AIM: Extract every line below that contains the word "UNDERSTANDING".

## BEGIN EXTRACTED MATERIAL

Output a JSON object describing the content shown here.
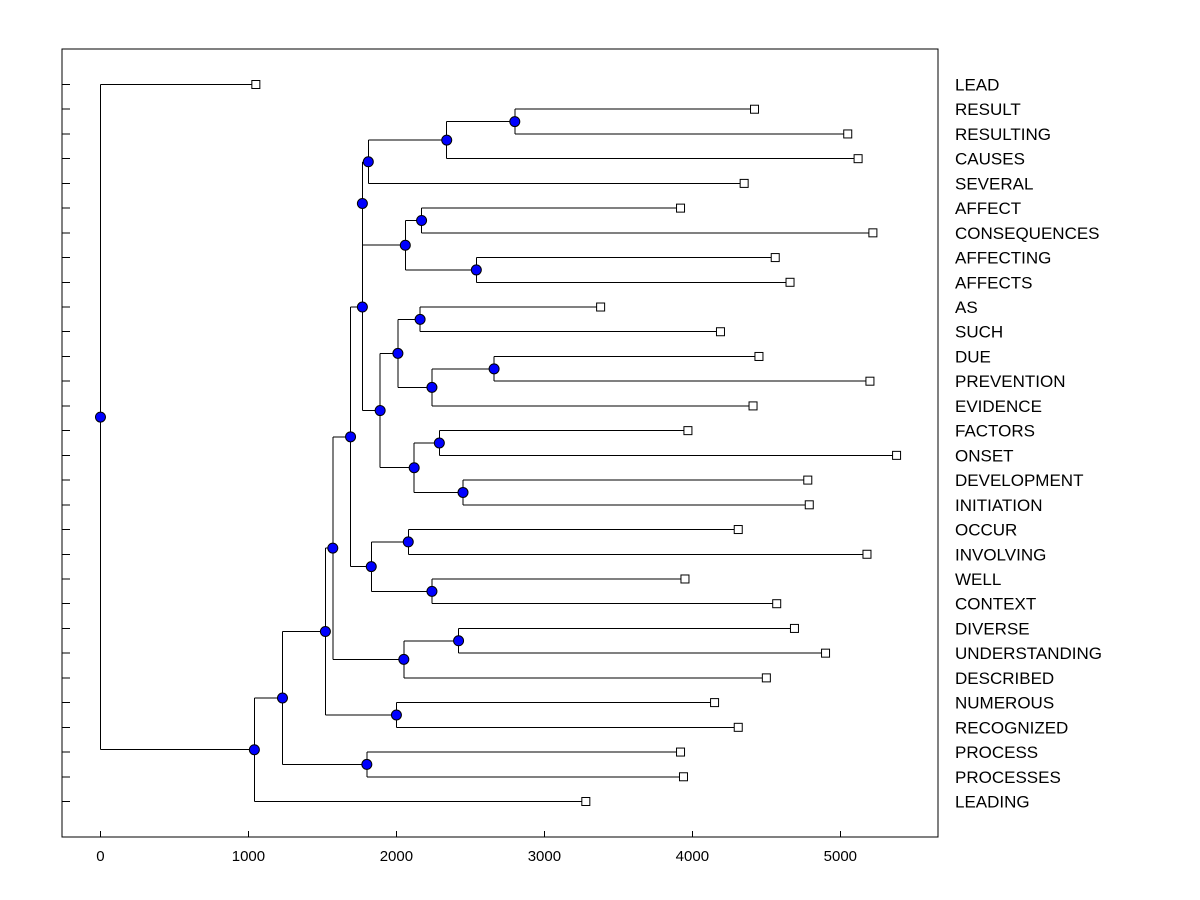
{
  "chart_data": {
    "type": "dendrogram",
    "title": "",
    "xlabel": "",
    "ylabel": "",
    "xlim": [
      -260,
      5660
    ],
    "xticks": [
      0,
      1000,
      2000,
      3000,
      4000,
      5000
    ],
    "grid": false,
    "leaves": [
      {
        "label": "LEAD",
        "x": 1050
      },
      {
        "label": "RESULT",
        "x": 4420
      },
      {
        "label": "RESULTING",
        "x": 5050
      },
      {
        "label": "CAUSES",
        "x": 5120
      },
      {
        "label": "SEVERAL",
        "x": 4350
      },
      {
        "label": "AFFECT",
        "x": 3920
      },
      {
        "label": "CONSEQUENCES",
        "x": 5220
      },
      {
        "label": "AFFECTING",
        "x": 4560
      },
      {
        "label": "AFFECTS",
        "x": 4660
      },
      {
        "label": "AS",
        "x": 3380
      },
      {
        "label": "SUCH",
        "x": 4190
      },
      {
        "label": "DUE",
        "x": 4450
      },
      {
        "label": "PREVENTION",
        "x": 5200
      },
      {
        "label": "EVIDENCE",
        "x": 4410
      },
      {
        "label": "FACTORS",
        "x": 3970
      },
      {
        "label": "ONSET",
        "x": 5380
      },
      {
        "label": "DEVELOPMENT",
        "x": 4780
      },
      {
        "label": "INITIATION",
        "x": 4790
      },
      {
        "label": "OCCUR",
        "x": 4310
      },
      {
        "label": "INVOLVING",
        "x": 5180
      },
      {
        "label": "WELL",
        "x": 3950
      },
      {
        "label": "CONTEXT",
        "x": 4570
      },
      {
        "label": "DIVERSE",
        "x": 4690
      },
      {
        "label": "UNDERSTANDING",
        "x": 4900
      },
      {
        "label": "DESCRIBED",
        "x": 4500
      },
      {
        "label": "NUMEROUS",
        "x": 4150
      },
      {
        "label": "RECOGNIZED",
        "x": 4310
      },
      {
        "label": "PROCESS",
        "x": 3920
      },
      {
        "label": "PROCESSES",
        "x": 3940
      },
      {
        "label": "LEADING",
        "x": 3280
      }
    ],
    "merges": [
      {
        "id": "n1",
        "x": 2800,
        "children": [
          "RESULT",
          "RESULTING"
        ]
      },
      {
        "id": "n2",
        "x": 2340,
        "children": [
          "n1",
          "CAUSES"
        ]
      },
      {
        "id": "n3",
        "x": 1810,
        "children": [
          "n2",
          "SEVERAL"
        ]
      },
      {
        "id": "n4",
        "x": 2170,
        "children": [
          "AFFECT",
          "CONSEQUENCES"
        ]
      },
      {
        "id": "n5",
        "x": 2540,
        "children": [
          "AFFECTING",
          "AFFECTS"
        ]
      },
      {
        "id": "n6",
        "x": 2060,
        "children": [
          "n4",
          "n5"
        ]
      },
      {
        "id": "n7",
        "x": 1770,
        "children": [
          "n3",
          "n6"
        ]
      },
      {
        "id": "n8",
        "x": 2160,
        "children": [
          "AS",
          "SUCH"
        ]
      },
      {
        "id": "n9",
        "x": 2660,
        "children": [
          "DUE",
          "PREVENTION"
        ]
      },
      {
        "id": "n10",
        "x": 2240,
        "children": [
          "n9",
          "EVIDENCE"
        ]
      },
      {
        "id": "n11",
        "x": 2010,
        "children": [
          "n8",
          "n10"
        ]
      },
      {
        "id": "n12",
        "x": 2290,
        "children": [
          "FACTORS",
          "ONSET"
        ]
      },
      {
        "id": "n13",
        "x": 2450,
        "children": [
          "DEVELOPMENT",
          "INITIATION"
        ]
      },
      {
        "id": "n14",
        "x": 2120,
        "children": [
          "n12",
          "n13"
        ]
      },
      {
        "id": "n15",
        "x": 1890,
        "children": [
          "n11",
          "n14"
        ]
      },
      {
        "id": "n16",
        "x": 1770,
        "children": [
          "n7",
          "n15"
        ]
      },
      {
        "id": "n17",
        "x": 2080,
        "children": [
          "OCCUR",
          "INVOLVING"
        ]
      },
      {
        "id": "n18",
        "x": 2240,
        "children": [
          "WELL",
          "CONTEXT"
        ]
      },
      {
        "id": "n19",
        "x": 1830,
        "children": [
          "n17",
          "n18"
        ]
      },
      {
        "id": "n20",
        "x": 1690,
        "children": [
          "n16",
          "n19"
        ]
      },
      {
        "id": "n21",
        "x": 2420,
        "children": [
          "DIVERSE",
          "UNDERSTANDING"
        ]
      },
      {
        "id": "n22",
        "x": 2050,
        "children": [
          "n21",
          "DESCRIBED"
        ]
      },
      {
        "id": "n23",
        "x": 1570,
        "children": [
          "n20",
          "n22"
        ]
      },
      {
        "id": "n24",
        "x": 2000,
        "children": [
          "NUMEROUS",
          "RECOGNIZED"
        ]
      },
      {
        "id": "n25",
        "x": 1520,
        "children": [
          "n23",
          "n24"
        ]
      },
      {
        "id": "n26",
        "x": 1800,
        "children": [
          "PROCESS",
          "PROCESSES"
        ]
      },
      {
        "id": "n27",
        "x": 1230,
        "children": [
          "n25",
          "n26"
        ]
      },
      {
        "id": "n28",
        "x": 1040,
        "children": [
          "n27",
          "LEADING"
        ]
      },
      {
        "id": "root",
        "x": 0,
        "children": [
          "LEAD",
          "n28"
        ]
      }
    ],
    "colors": {
      "node_fill": "#0000ff",
      "leaf_marker_fill": "#ffffff",
      "line": "#000000"
    }
  }
}
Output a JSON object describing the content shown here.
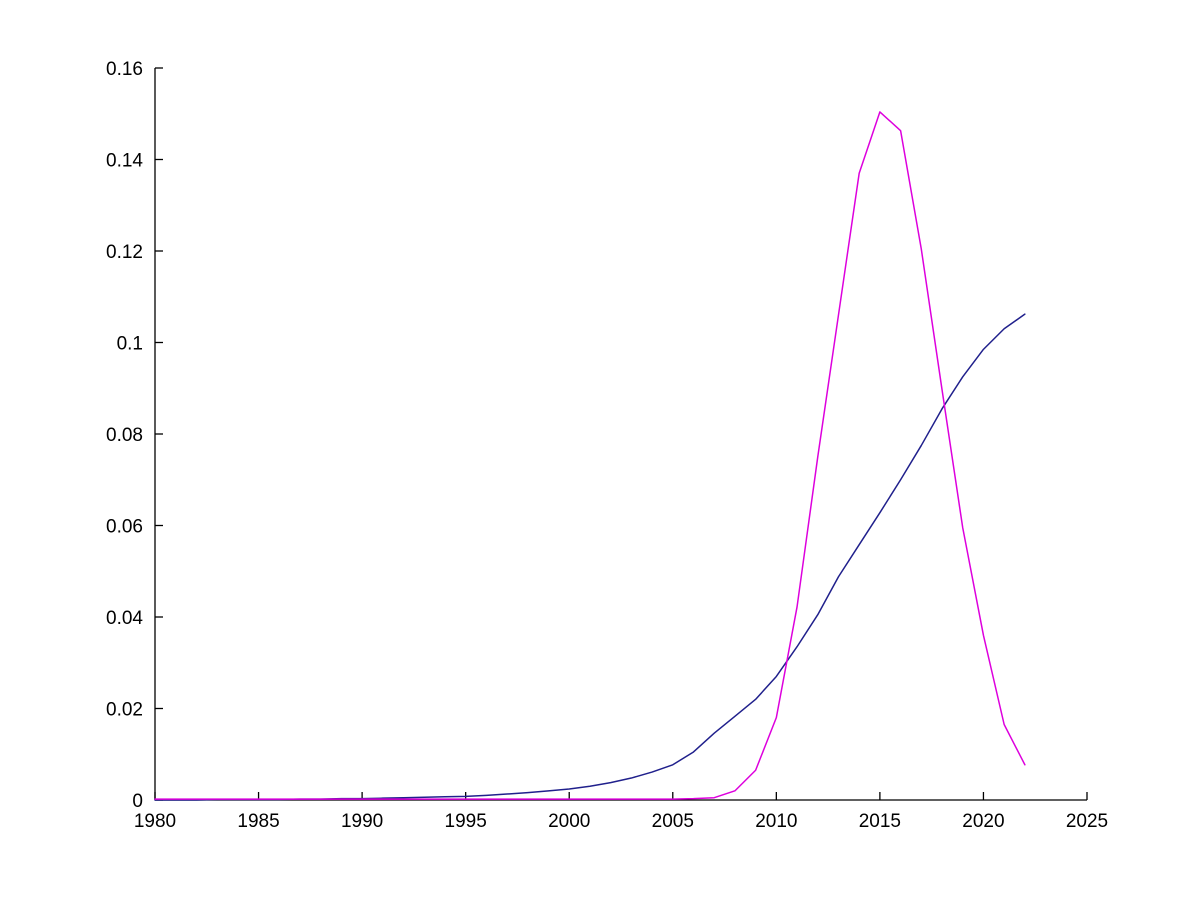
{
  "figure": {
    "background": "#ffffff",
    "axis_color": "#000000",
    "tick_label_color": "#000000"
  },
  "chart_data": {
    "type": "line",
    "title": "",
    "xlabel": "",
    "ylabel": "",
    "xlim": [
      1980,
      2025
    ],
    "ylim": [
      0,
      0.16
    ],
    "grid": false,
    "legend_position": "none",
    "xticks": [
      1980,
      1985,
      1990,
      1995,
      2000,
      2005,
      2010,
      2015,
      2020,
      2025
    ],
    "xtick_labels": [
      "1980",
      "1985",
      "1990",
      "1995",
      "2000",
      "2005",
      "2010",
      "2015",
      "2020",
      "2025"
    ],
    "yticks": [
      0,
      0.02,
      0.04,
      0.06,
      0.08,
      0.1,
      0.12,
      0.14,
      0.16
    ],
    "ytick_labels": [
      "0",
      "0.02",
      "0.04",
      "0.06",
      "0.08",
      "0.1",
      "0.12",
      "0.14",
      "0.16"
    ],
    "x": [
      1980,
      1981,
      1982,
      1983,
      1984,
      1985,
      1986,
      1987,
      1988,
      1989,
      1990,
      1991,
      1992,
      1993,
      1994,
      1995,
      1996,
      1997,
      1998,
      1999,
      2000,
      2001,
      2002,
      2003,
      2004,
      2005,
      2006,
      2007,
      2008,
      2009,
      2010,
      2011,
      2012,
      2013,
      2014,
      2015,
      2016,
      2017,
      2018,
      2019,
      2020,
      2021,
      2022
    ],
    "series": [
      {
        "name": "dark-blue-cumulative-curve",
        "color": "#20208c",
        "values": [
          0.0,
          0.0,
          0.0,
          0.0001,
          0.0001,
          0.0001,
          0.0001,
          0.0002,
          0.0002,
          0.0003,
          0.0003,
          0.0004,
          0.0005,
          0.0006,
          0.0007,
          0.0008,
          0.001,
          0.0013,
          0.0016,
          0.002,
          0.0024,
          0.003,
          0.0038,
          0.0048,
          0.0061,
          0.0077,
          0.0105,
          0.0146,
          0.0183,
          0.022,
          0.027,
          0.0335,
          0.0405,
          0.0488,
          0.0558,
          0.0628,
          0.07,
          0.0775,
          0.0855,
          0.0925,
          0.0985,
          0.103,
          0.1062
        ]
      },
      {
        "name": "magenta-bell-curve",
        "color": "#dd00dd",
        "values": [
          0.0002,
          0.0002,
          0.0002,
          0.0002,
          0.0002,
          0.0002,
          0.0002,
          0.0002,
          0.0002,
          0.0002,
          0.0002,
          0.0002,
          0.0002,
          0.0002,
          0.0002,
          0.0002,
          0.0002,
          0.0002,
          0.0002,
          0.0002,
          0.0002,
          0.0002,
          0.0002,
          0.0002,
          0.0002,
          0.0002,
          0.0003,
          0.0005,
          0.002,
          0.0065,
          0.018,
          0.0422,
          0.075,
          0.106,
          0.137,
          0.1504,
          0.1463,
          0.1204,
          0.0897,
          0.0595,
          0.036,
          0.0165,
          0.0077
        ]
      }
    ]
  }
}
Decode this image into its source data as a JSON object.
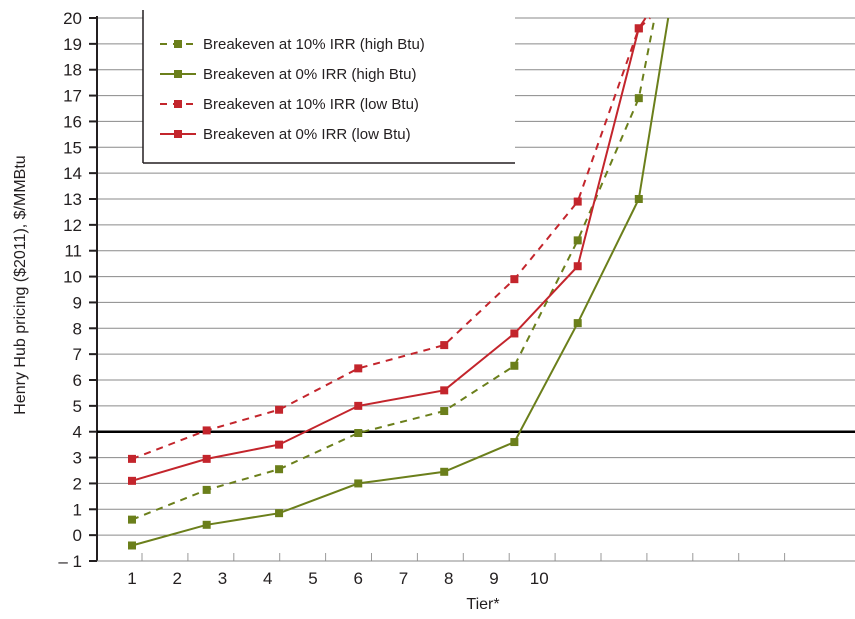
{
  "chart_data": {
    "type": "line",
    "xlabel": "Tier*",
    "ylabel": "Henry Hub pricing ($2011), $/MMBtu",
    "x_ticks": [
      "1",
      "2",
      "3",
      "4",
      "5",
      "6",
      "7",
      "8",
      "9",
      "10"
    ],
    "x_range": [
      1,
      17
    ],
    "ylim": [
      -1,
      20
    ],
    "y_ticks": [
      "– 1",
      "0",
      "1",
      "2",
      "3",
      "4",
      "5",
      "6",
      "7",
      "8",
      "9",
      "10",
      "11",
      "12",
      "13",
      "14",
      "15",
      "16",
      "17",
      "18",
      "19",
      "20"
    ],
    "grid": true,
    "legend_position": "top-left",
    "reference_line": 4,
    "series": [
      {
        "name": "Breakeven at 10% IRR (high Btu)",
        "color": "#6b7f1b",
        "dashed": true,
        "points": [
          [
            1,
            0.6
          ],
          [
            2.65,
            1.75
          ],
          [
            4.25,
            2.55
          ],
          [
            6.0,
            3.95
          ],
          [
            7.9,
            4.8
          ],
          [
            9.45,
            6.55
          ],
          [
            10.85,
            11.4
          ],
          [
            12.2,
            16.9
          ],
          [
            12.55,
            20
          ]
        ]
      },
      {
        "name": "Breakeven at 0% IRR (high Btu)",
        "color": "#6b7f1b",
        "dashed": false,
        "points": [
          [
            1,
            -0.4
          ],
          [
            2.65,
            0.4
          ],
          [
            4.25,
            0.85
          ],
          [
            6.0,
            2.0
          ],
          [
            7.9,
            2.45
          ],
          [
            9.45,
            3.6
          ],
          [
            10.85,
            8.2
          ],
          [
            12.2,
            13.0
          ],
          [
            12.85,
            20
          ]
        ]
      },
      {
        "name": "Breakeven at 10% IRR (low Btu)",
        "color": "#c3252c",
        "dashed": true,
        "points": [
          [
            1,
            2.95
          ],
          [
            2.65,
            4.05
          ],
          [
            4.25,
            4.85
          ],
          [
            6.0,
            6.45
          ],
          [
            7.9,
            7.35
          ],
          [
            9.45,
            9.9
          ],
          [
            10.85,
            12.9
          ],
          [
            12.2,
            19.6
          ],
          [
            12.45,
            20
          ]
        ]
      },
      {
        "name": "Breakeven at 0% IRR (low Btu)",
        "color": "#c3252c",
        "dashed": false,
        "points": [
          [
            1,
            2.1
          ],
          [
            2.65,
            2.95
          ],
          [
            4.25,
            3.5
          ],
          [
            6.0,
            5.0
          ],
          [
            7.9,
            5.6
          ],
          [
            9.45,
            7.8
          ],
          [
            10.85,
            10.4
          ],
          [
            12.2,
            19.6
          ],
          [
            12.35,
            20
          ]
        ]
      }
    ]
  }
}
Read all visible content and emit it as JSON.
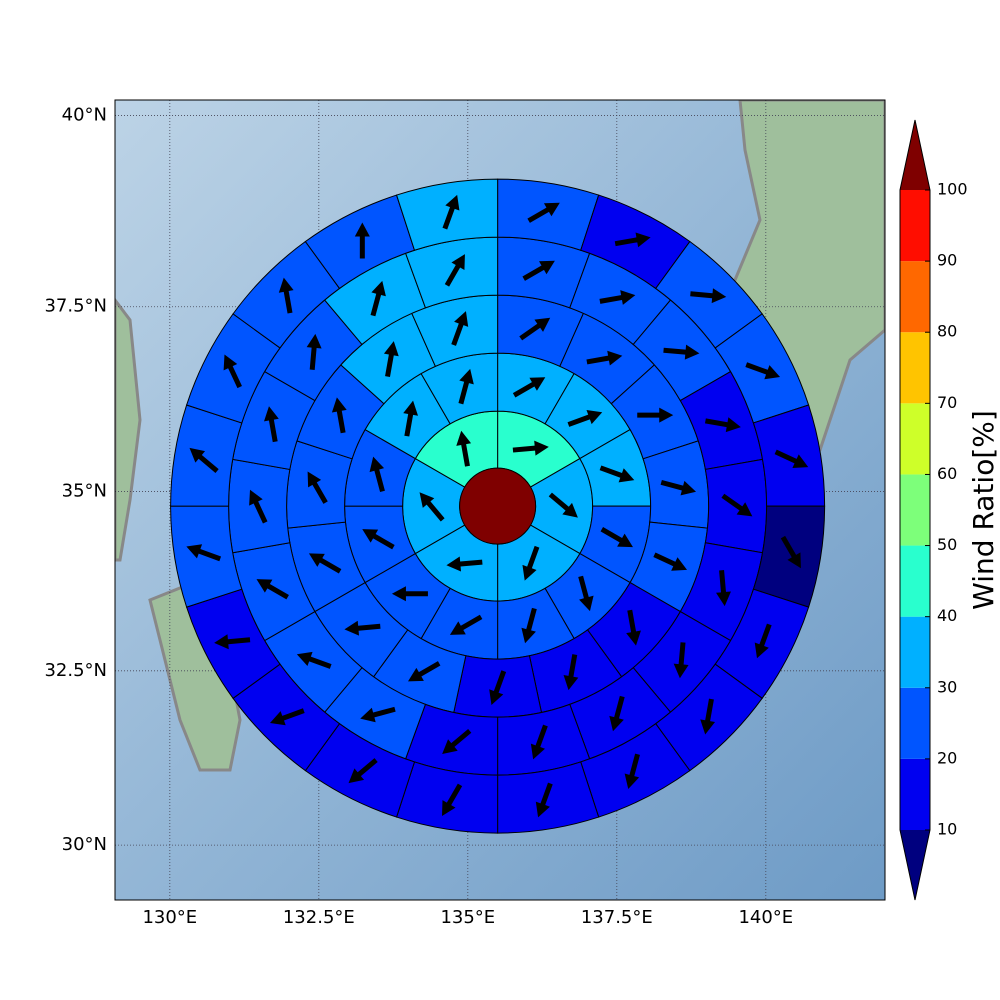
{
  "chart_data": {
    "type": "polar-grid-map",
    "projection": "mercator",
    "xlim": [
      129.08,
      142.0
    ],
    "ylim": [
      29.2,
      40.2
    ],
    "xticks": [
      {
        "value": 130,
        "label": "130°E"
      },
      {
        "value": 132.5,
        "label": "132.5°E"
      },
      {
        "value": 135,
        "label": "135°E"
      },
      {
        "value": 137.5,
        "label": "137.5°E"
      },
      {
        "value": 140,
        "label": "140°E"
      }
    ],
    "yticks": [
      {
        "value": 30,
        "label": "30°N"
      },
      {
        "value": 32.5,
        "label": "32.5°N"
      },
      {
        "value": 35,
        "label": "35°N"
      },
      {
        "value": 37.5,
        "label": "37.5°N"
      },
      {
        "value": 40,
        "label": "40°N"
      }
    ],
    "grid": true,
    "center": [
      135.5,
      34.8
    ],
    "center_value": 105,
    "rings": [
      {
        "values": [
          45,
          35,
          35,
          35,
          35,
          45
        ],
        "directions": [
          85,
          130,
          200,
          265,
          320,
          350
        ]
      },
      {
        "values": [
          35,
          35,
          35,
          25,
          25,
          25,
          25,
          25,
          25,
          25,
          35,
          35
        ],
        "directions": [
          60,
          70,
          110,
          120,
          165,
          195,
          240,
          270,
          300,
          345,
          10,
          15
        ]
      },
      {
        "values": [
          25,
          25,
          25,
          25,
          22,
          15,
          15,
          15,
          22,
          22,
          25,
          25,
          25,
          35,
          35
        ],
        "directions": [
          55,
          80,
          90,
          105,
          115,
          170,
          190,
          200,
          240,
          265,
          300,
          330,
          350,
          10,
          20
        ]
      },
      {
        "values": [
          25,
          25,
          25,
          18,
          15,
          15,
          15,
          15,
          15,
          15,
          22,
          25,
          25,
          25,
          25,
          25,
          35,
          35
        ],
        "directions": [
          60,
          80,
          95,
          100,
          125,
          175,
          185,
          195,
          200,
          230,
          255,
          290,
          300,
          335,
          350,
          5,
          15,
          30
        ]
      },
      {
        "values": [
          25,
          15,
          25,
          25,
          18,
          5,
          15,
          15,
          15,
          15,
          15,
          15,
          15,
          15,
          25,
          25,
          25,
          25,
          25,
          35
        ],
        "directions": [
          60,
          80,
          95,
          110,
          115,
          150,
          200,
          190,
          195,
          200,
          210,
          230,
          250,
          265,
          290,
          310,
          335,
          350,
          0,
          20
        ]
      }
    ],
    "colorbar": {
      "label": "Wind Ratio[%]",
      "ticks": [
        10,
        20,
        30,
        40,
        50,
        60,
        70,
        80,
        90,
        100
      ],
      "colors": [
        "#00007f",
        "#0000f0",
        "#0055ff",
        "#00b0ff",
        "#29ffce",
        "#7dff7a",
        "#ceff29",
        "#ffc400",
        "#ff6800",
        "#ff0d00",
        "#7f0000"
      ]
    }
  }
}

## END EXTRACTED MATERIAL

WRITTEN REPLY:
        "label": "UNDERSTANDING",
          "UNDERSTANDING"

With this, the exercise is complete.